▶ **GIVEN EXERCISE**: List each line in which the string "material" appears.

▶ **ENTRIES SUPPLIED**:
---------------
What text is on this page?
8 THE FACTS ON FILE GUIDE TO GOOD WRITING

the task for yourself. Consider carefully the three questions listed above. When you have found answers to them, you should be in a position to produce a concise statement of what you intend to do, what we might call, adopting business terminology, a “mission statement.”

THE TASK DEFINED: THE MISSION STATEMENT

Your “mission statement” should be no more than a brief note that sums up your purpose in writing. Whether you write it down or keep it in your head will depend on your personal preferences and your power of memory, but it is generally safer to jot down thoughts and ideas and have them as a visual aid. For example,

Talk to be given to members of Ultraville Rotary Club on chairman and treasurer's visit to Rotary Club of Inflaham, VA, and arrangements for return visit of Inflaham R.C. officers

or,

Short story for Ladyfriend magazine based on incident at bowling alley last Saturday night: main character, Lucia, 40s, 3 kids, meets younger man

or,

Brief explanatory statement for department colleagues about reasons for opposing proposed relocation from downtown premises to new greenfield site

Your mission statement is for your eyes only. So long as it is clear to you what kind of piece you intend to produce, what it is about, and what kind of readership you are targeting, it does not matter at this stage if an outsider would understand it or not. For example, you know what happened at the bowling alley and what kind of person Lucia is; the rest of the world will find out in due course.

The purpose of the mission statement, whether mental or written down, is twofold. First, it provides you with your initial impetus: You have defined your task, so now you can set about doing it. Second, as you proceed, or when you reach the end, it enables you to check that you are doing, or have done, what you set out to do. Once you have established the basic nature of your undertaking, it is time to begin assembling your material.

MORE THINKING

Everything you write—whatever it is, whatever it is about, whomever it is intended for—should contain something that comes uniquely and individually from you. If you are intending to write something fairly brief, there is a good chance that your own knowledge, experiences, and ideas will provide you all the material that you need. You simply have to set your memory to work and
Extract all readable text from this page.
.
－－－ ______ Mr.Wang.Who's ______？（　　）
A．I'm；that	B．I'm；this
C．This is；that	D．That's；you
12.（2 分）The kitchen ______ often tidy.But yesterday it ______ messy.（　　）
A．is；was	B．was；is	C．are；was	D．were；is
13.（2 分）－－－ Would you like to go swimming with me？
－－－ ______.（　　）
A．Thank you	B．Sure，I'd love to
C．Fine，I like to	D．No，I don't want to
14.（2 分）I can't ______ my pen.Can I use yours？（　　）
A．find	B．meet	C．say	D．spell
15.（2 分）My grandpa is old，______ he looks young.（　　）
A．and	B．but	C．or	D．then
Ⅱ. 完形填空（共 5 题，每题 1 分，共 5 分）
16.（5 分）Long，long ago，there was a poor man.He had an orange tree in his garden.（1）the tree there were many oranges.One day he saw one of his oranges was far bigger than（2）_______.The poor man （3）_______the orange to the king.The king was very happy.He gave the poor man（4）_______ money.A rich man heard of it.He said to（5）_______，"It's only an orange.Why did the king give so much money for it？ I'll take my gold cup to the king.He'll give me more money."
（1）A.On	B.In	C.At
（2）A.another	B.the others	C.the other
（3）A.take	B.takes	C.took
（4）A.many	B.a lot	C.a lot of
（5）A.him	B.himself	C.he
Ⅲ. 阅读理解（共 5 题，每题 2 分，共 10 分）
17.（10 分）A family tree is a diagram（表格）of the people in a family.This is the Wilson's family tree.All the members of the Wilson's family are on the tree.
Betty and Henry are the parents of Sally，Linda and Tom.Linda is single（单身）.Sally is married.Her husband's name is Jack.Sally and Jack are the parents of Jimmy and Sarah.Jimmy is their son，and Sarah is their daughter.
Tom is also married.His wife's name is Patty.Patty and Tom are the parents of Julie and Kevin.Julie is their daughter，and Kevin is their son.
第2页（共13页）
---------------
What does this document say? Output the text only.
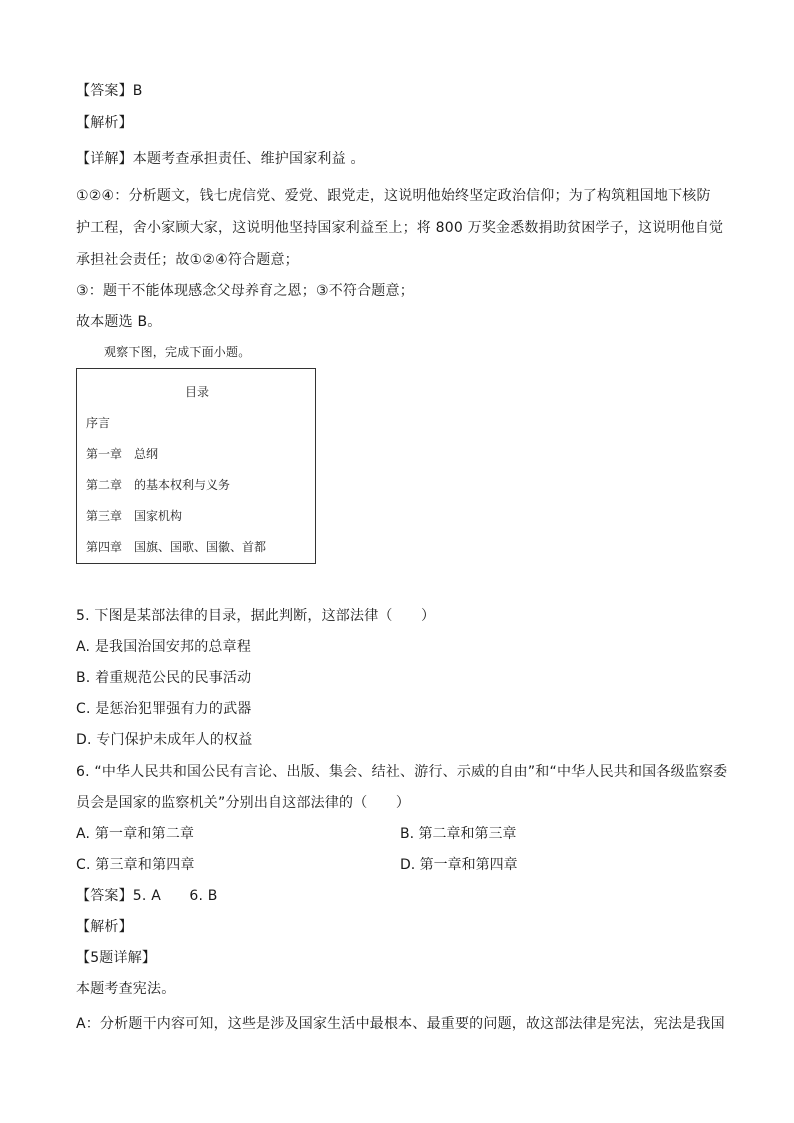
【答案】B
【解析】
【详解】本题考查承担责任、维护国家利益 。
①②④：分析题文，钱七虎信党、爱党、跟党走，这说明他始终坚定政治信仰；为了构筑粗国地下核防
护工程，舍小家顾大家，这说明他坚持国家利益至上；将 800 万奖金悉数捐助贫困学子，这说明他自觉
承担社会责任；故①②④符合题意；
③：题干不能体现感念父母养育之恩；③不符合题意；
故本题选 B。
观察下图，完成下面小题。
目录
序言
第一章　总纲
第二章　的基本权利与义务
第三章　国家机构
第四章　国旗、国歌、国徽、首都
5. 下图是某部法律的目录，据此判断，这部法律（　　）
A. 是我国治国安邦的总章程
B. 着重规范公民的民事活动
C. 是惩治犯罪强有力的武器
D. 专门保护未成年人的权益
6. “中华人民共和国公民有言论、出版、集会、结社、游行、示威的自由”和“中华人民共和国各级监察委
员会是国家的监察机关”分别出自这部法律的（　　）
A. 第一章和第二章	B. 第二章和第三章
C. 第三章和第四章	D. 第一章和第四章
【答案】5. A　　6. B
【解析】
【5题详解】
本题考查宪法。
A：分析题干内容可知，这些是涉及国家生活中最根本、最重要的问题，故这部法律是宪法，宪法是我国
---------------
▶ **WORKED ANSWER**:
The purpose of the mission statement, whether mental or written down, is twofold. First, it provides you with your initial impetus: You have defined your task, so now you can set about doing it. Second, as you proceed, or when you reach the end, it enables you to check that you are doing, or have done, what you set out to do. Once you have established the basic nature of your undertaking, it is time to begin assembling your material.
Everything you write—whatever it is, whatever it is about, whomever it is intended for—should contain something that comes uniquely and individually from you. If you are intending to write something fairly brief, there is a good chance that your own knowledge, experiences, and ideas will provide you all the material that you need. You simply have to set your memory to work and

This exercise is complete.